• Do this
Set down all of the entries word for word, omitting the images they contain.

Stored items:
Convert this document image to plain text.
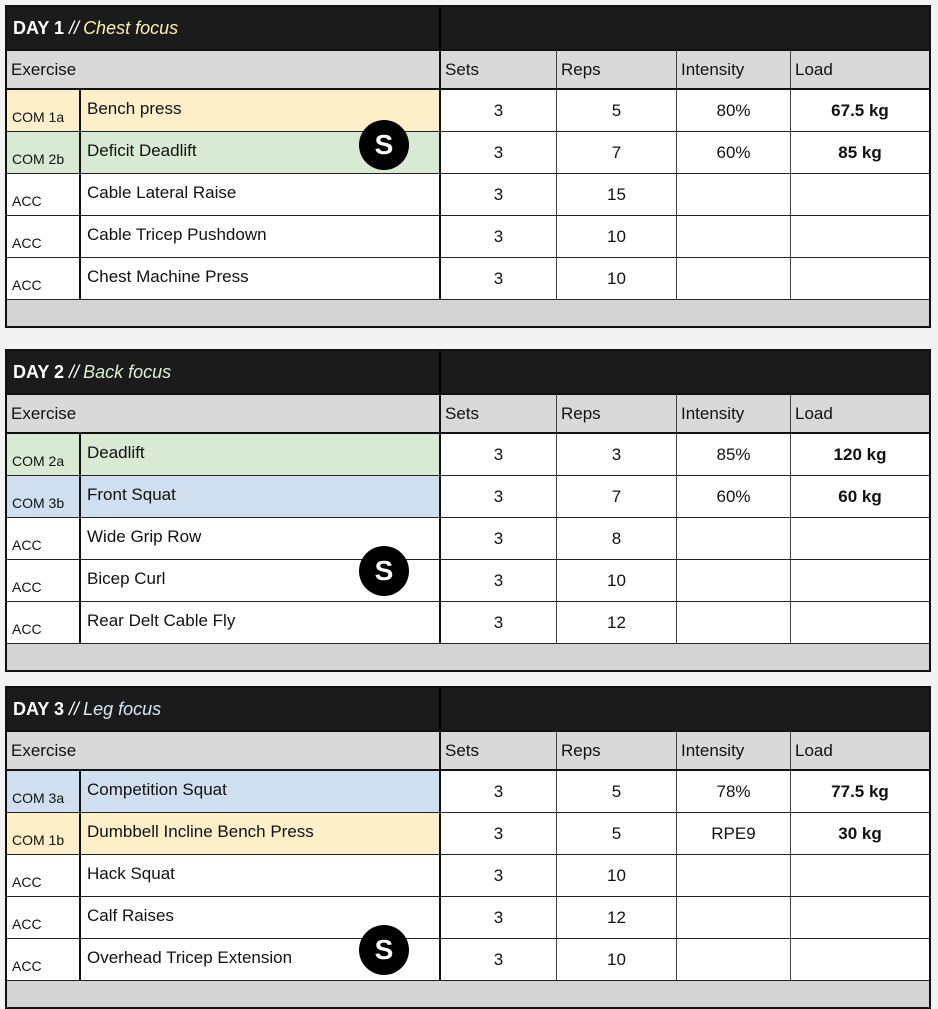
DAY 1 // Chest focus
Exercise	Sets	Reps	Intensity	Load
COM 1a	Bench press	3	5	80%	67.5 kg
COM 2b	Deficit Deadlift	3	7	60%	85 kg
S
ACC	Cable Lateral Raise	3	15
ACC	Cable Tricep Pushdown	3	10
ACC	Chest Machine Press	3	10
DAY 2 // Back focus
Exercise	Sets	Reps	Intensity	Load
COM 2a	Deadlift	3	3	85%	120 kg
COM 3b	Front Squat	3	7	60%	60 kg
ACC	Wide Grip Row	3	8
ACC	Bicep Curl	3	10
S
ACC	Rear Delt Cable Fly	3	12
DAY 3 // Leg focus
Exercise	Sets	Reps	Intensity	Load
COM 3a	Competition Squat	3	5	78%	77.5 kg
COM 1b	Dumbbell Incline Bench Press	3	5	RPE9	30 kg
ACC	Hack Squat	3	10
ACC	Calf Raises	3	12
ACC	Overhead Tricep Extension	3	10
S
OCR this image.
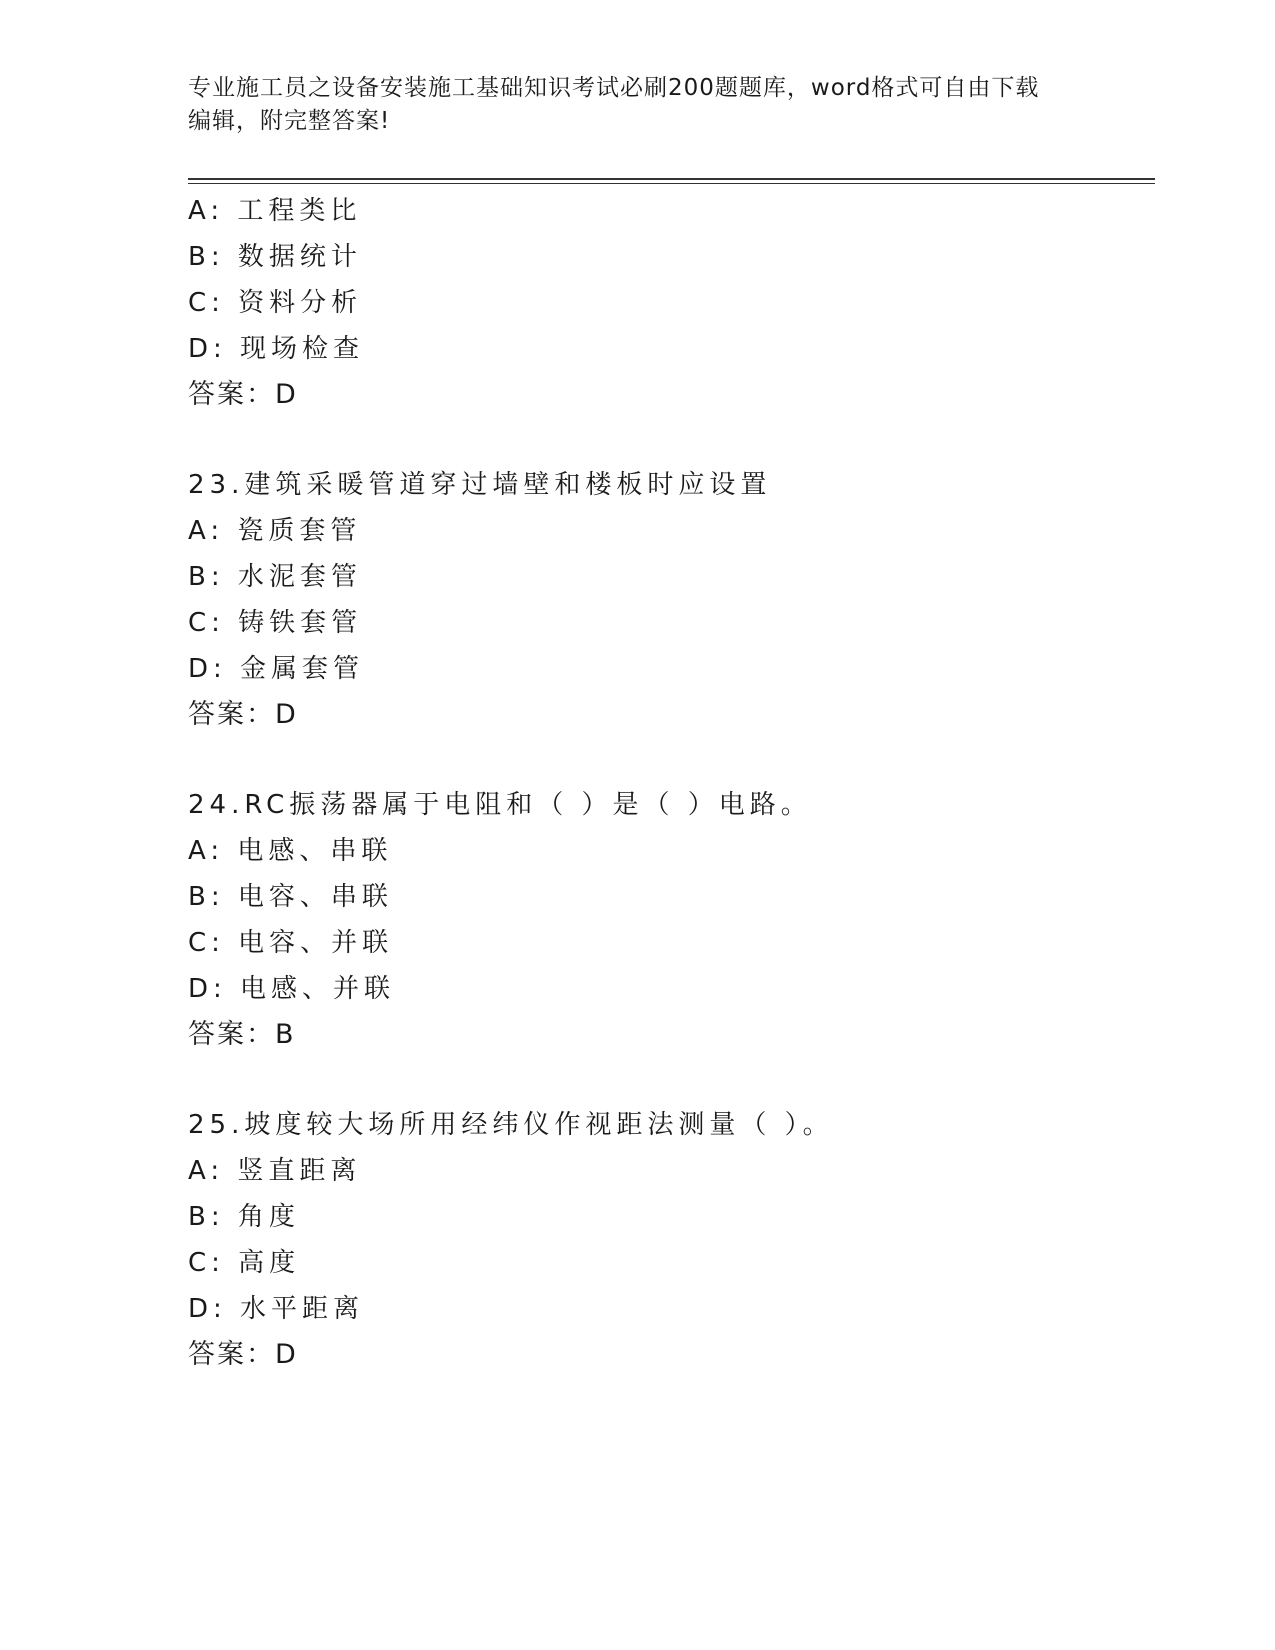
专业施工员之设备安装施工基础知识考试必刷200题题库，word格式可自由下载
编辑，附完整答案!
A: 工程类比
B: 数据统计
C: 资料分析
D: 现场检查
答案：D
23.建筑采暖管道穿过墙壁和楼板时应设置
A: 瓷质套管
B: 水泥套管
C: 铸铁套管
D: 金属套管
答案：D
24.RC振荡器属于电阻和（ ）是（ ）电路。
A: 电感、串联
B: 电容、串联
C: 电容、并联
D: 电感、并联
答案：B
25.坡度较大场所用经纬仪作视距法测量（ ）。
A: 竖直距离
B: 角度
C: 高度
D: 水平距离
答案：D
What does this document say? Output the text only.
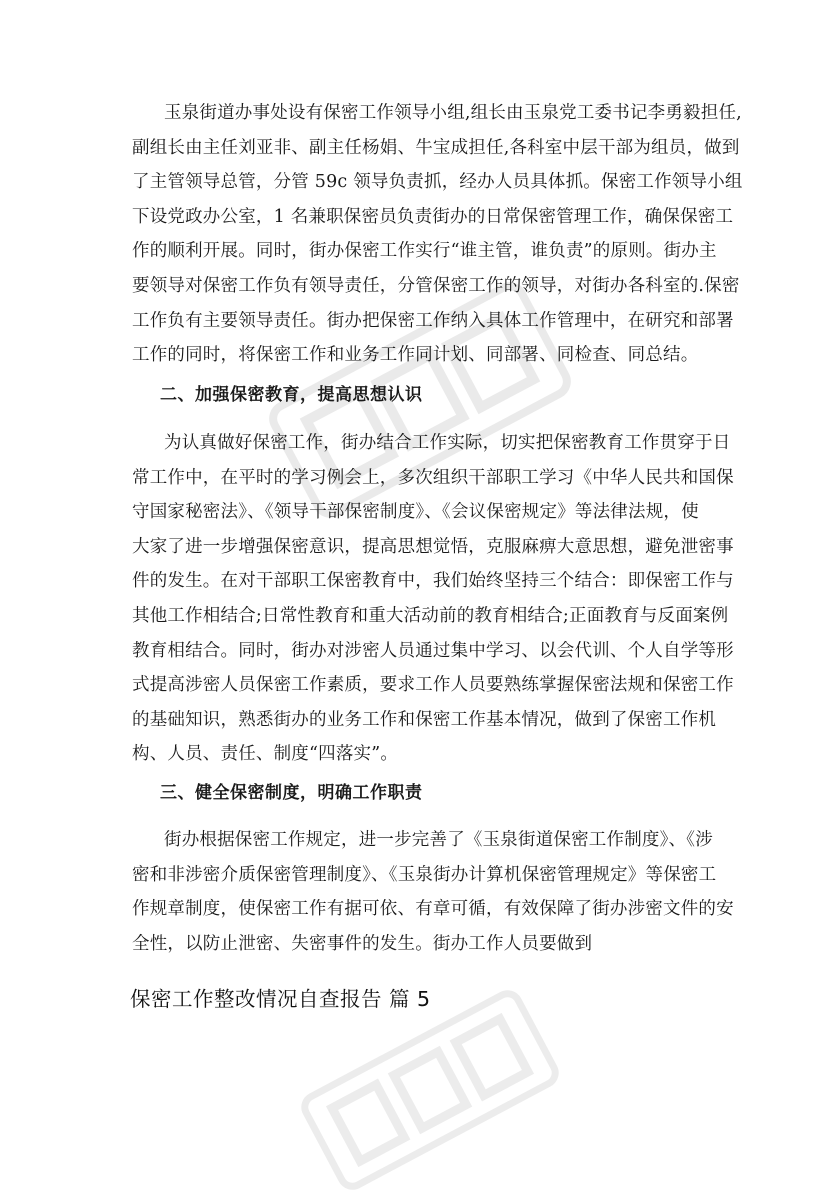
玉泉街道办事处设有保密工作领导小组,组长由玉泉党工委书记李勇毅担任,
副组长由主任刘亚非、副主任杨娟、牛宝成担任,各科室中层干部为组员，做到
了主管领导总管，分管 59c 领导负责抓，经办人员具体抓。保密工作领导小组
下设党政办公室，1 名兼职保密员负责街办的日常保密管理工作，确保保密工
作的顺利开展。同时，街办保密工作实行“谁主管，谁负责”的原则。街办主
要领导对保密工作负有领导责任，分管保密工作的领导，对街办各科室的.保密
工作负有主要领导责任。街办把保密工作纳入具体工作管理中，在研究和部署
工作的同时，将保密工作和业务工作同计划、同部署、同检查、同总结。
二、加强保密教育，提高思想认识
为认真做好保密工作，街办结合工作实际，切实把保密教育工作贯穿于日
常工作中，在平时的学习例会上，多次组织干部职工学习《中华人民共和国保
守国家秘密法》、《领导干部保密制度》、《会议保密规定》等法律法规，使
大家了进一步增强保密意识，提高思想觉悟，克服麻痹大意思想，避免泄密事
件的发生。在对干部职工保密教育中，我们始终坚持三个结合：即保密工作与
其他工作相结合;日常性教育和重大活动前的教育相结合;正面教育与反面案例
教育相结合。同时，街办对涉密人员通过集中学习、以会代训、个人自学等形
式提高涉密人员保密工作素质，要求工作人员要熟练掌握保密法规和保密工作
的基础知识，熟悉街办的业务工作和保密工作基本情况，做到了保密工作机
构、人员、责任、制度“四落实”。
三、健全保密制度，明确工作职责
街办根据保密工作规定，进一步完善了《玉泉街道保密工作制度》、《涉
密和非涉密介质保密管理制度》、《玉泉街办计算机保密管理规定》等保密工
作规章制度，使保密工作有据可依、有章可循，有效保障了街办涉密文件的安
全性，以防止泄密、失密事件的发生。街办工作人员要做到
保密工作整改情况自查报告 篇 5
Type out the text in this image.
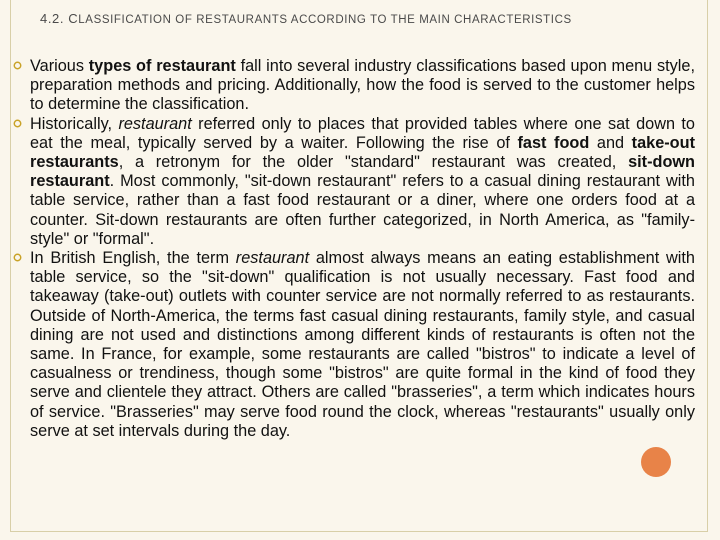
4.2. CLASSIFICATION OF RESTAURANTS ACCORDING TO THE MAIN CHARACTERISTICS
Various types of restaurant fall into several industry classifications based upon menu style, preparation methods and pricing. Additionally, how the food is served to the customer helps to determine the classification.
Historically, restaurant referred only to places that provided tables where one sat down to eat the meal, typically served by a waiter. Following the rise of fast food and take-out restaurants, a retronym for the older "standard" restaurant was created, sit-down restaurant. Most commonly, "sit-down restaurant" refers to a casual dining restaurant with table service, rather than a fast food restaurant or a diner, where one orders food at a counter. Sit-down restaurants are often further categorized, in North America, as "family-style" or "formal".
In British English, the term restaurant almost always means an eating establishment with table service, so the "sit-down" qualification is not usually necessary. Fast food and takeaway (take-out) outlets with counter service are not normally referred to as restaurants. Outside of North-America, the terms fast casual dining restaurants, family style, and casual dining are not used and distinctions among different kinds of restaurants is often not the same. In France, for example, some restaurants are called "bistros" to indicate a level of casualness or trendiness, though some "bistros" are quite formal in the kind of food they serve and clientele they attract. Others are called "brasseries", a term which indicates hours of service. "Brasseries" may serve food round the clock, whereas "restaurants" usually only serve at set intervals during the day.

• Result for this task
Convert this document image to plain text.
DAY 1 // Chest focus
Exercise	Sets	Reps	Intensity	Load
COM 1a	Bench press	3	5	80%	67.5 kg
COM 2b	Deficit Deadlift	3	7	60%	85 kg
S
ACC	Cable Lateral Raise	3	15
ACC	Cable Tricep Pushdown	3	10
ACC	Chest Machine Press	3	10
DAY 2 // Back focus
Exercise	Sets	Reps	Intensity	Load
COM 2a	Deadlift	3	3	85%	120 kg
COM 3b	Front Squat	3	7	60%	60 kg
ACC	Wide Grip Row	3	8
ACC	Bicep Curl	3	10
S
ACC	Rear Delt Cable Fly	3	12
DAY 3 // Leg focus
Exercise	Sets	Reps	Intensity	Load
COM 3a	Competition Squat	3	5	78%	77.5 kg
COM 1b	Dumbbell Incline Bench Press	3	5	RPE9	30 kg
ACC	Hack Squat	3	10
ACC	Calf Raises	3	12
ACC	Overhead Tricep Extension	3	10
S
OCR this image.
专业施工员之设备安装施工基础知识考试必刷200题题库，word格式可自由下载
编辑，附完整答案!
A: 工程类比
B: 数据统计
C: 资料分析
D: 现场检查
答案：D
23.建筑采暖管道穿过墙壁和楼板时应设置
A: 瓷质套管
B: 水泥套管
C: 铸铁套管
D: 金属套管
答案：D
24.RC振荡器属于电阻和（ ）是（ ）电路。
A: 电感、串联
B: 电容、串联
C: 电容、并联
D: 电感、并联
答案：B
25.坡度较大场所用经纬仪作视距法测量（ ）。
A: 竖直距离
B: 角度
C: 高度
D: 水平距离
答案：D
What does this document say? Output the text only.
玉泉街道办事处设有保密工作领导小组,组长由玉泉党工委书记李勇毅担任,
副组长由主任刘亚非、副主任杨娟、牛宝成担任,各科室中层干部为组员，做到
了主管领导总管，分管 59c 领导负责抓，经办人员具体抓。保密工作领导小组
下设党政办公室，1 名兼职保密员负责街办的日常保密管理工作，确保保密工
作的顺利开展。同时，街办保密工作实行“谁主管，谁负责”的原则。街办主
要领导对保密工作负有领导责任，分管保密工作的领导，对街办各科室的.保密
工作负有主要领导责任。街办把保密工作纳入具体工作管理中，在研究和部署
工作的同时，将保密工作和业务工作同计划、同部署、同检查、同总结。
二、加强保密教育，提高思想认识
为认真做好保密工作，街办结合工作实际，切实把保密教育工作贯穿于日
常工作中，在平时的学习例会上，多次组织干部职工学习《中华人民共和国保
守国家秘密法》、《领导干部保密制度》、《会议保密规定》等法律法规，使
大家了进一步增强保密意识，提高思想觉悟，克服麻痹大意思想，避免泄密事
件的发生。在对干部职工保密教育中，我们始终坚持三个结合：即保密工作与
其他工作相结合;日常性教育和重大活动前的教育相结合;正面教育与反面案例
教育相结合。同时，街办对涉密人员通过集中学习、以会代训、个人自学等形
式提高涉密人员保密工作素质，要求工作人员要熟练掌握保密法规和保密工作
的基础知识，熟悉街办的业务工作和保密工作基本情况，做到了保密工作机
构、人员、责任、制度“四落实”。
三、健全保密制度，明确工作职责
街办根据保密工作规定，进一步完善了《玉泉街道保密工作制度》、《涉
密和非涉密介质保密管理制度》、《玉泉街办计算机保密管理规定》等保密工
作规章制度，使保密工作有据可依、有章可循，有效保障了街办涉密文件的安
全性，以防止泄密、失密事件的发生。街办工作人员要做到
保密工作整改情况自查报告 篇 5
Type out the text in this image.
4.2. CLASSIFICATION OF RESTAURANTS ACCORDING TO THE MAIN CHARACTERISTICS
Various types of restaurant fall into several industry classifications based upon menu style, preparation methods and pricing. Additionally, how the food is served to the customer helps to determine the classification.
Historically, restaurant referred only to places that provided tables where one sat down to eat the meal, typically served by a waiter. Following the rise of fast food and take-out restaurants, a retronym for the older "standard" restaurant was created, sit-down restaurant. Most commonly, "sit-down restaurant" refers to a casual dining restaurant with table service, rather than a fast food restaurant or a diner, where one orders food at a counter. Sit-down restaurants are often further categorized, in North America, as "family-style" or "formal".
In British English, the term restaurant almost always means an eating establishment with table service, so the "sit-down" qualification is not usually necessary. Fast food and takeaway (take-out) outlets with counter service are not normally referred to as restaurants. Outside of North-America, the terms fast casual dining restaurants, family style, and casual dining are not used and distinctions among different kinds of restaurants is often not the same. In France, for example, some restaurants are called "bistros" to indicate a level of casualness or trendiness, though some "bistros" are quite formal in the kind of food they serve and clientele they attract. Others are called "brasseries", a term which indicates hours of service. "Brasseries" may serve food round the clock, whereas "restaurants" usually only serve at set intervals during the day.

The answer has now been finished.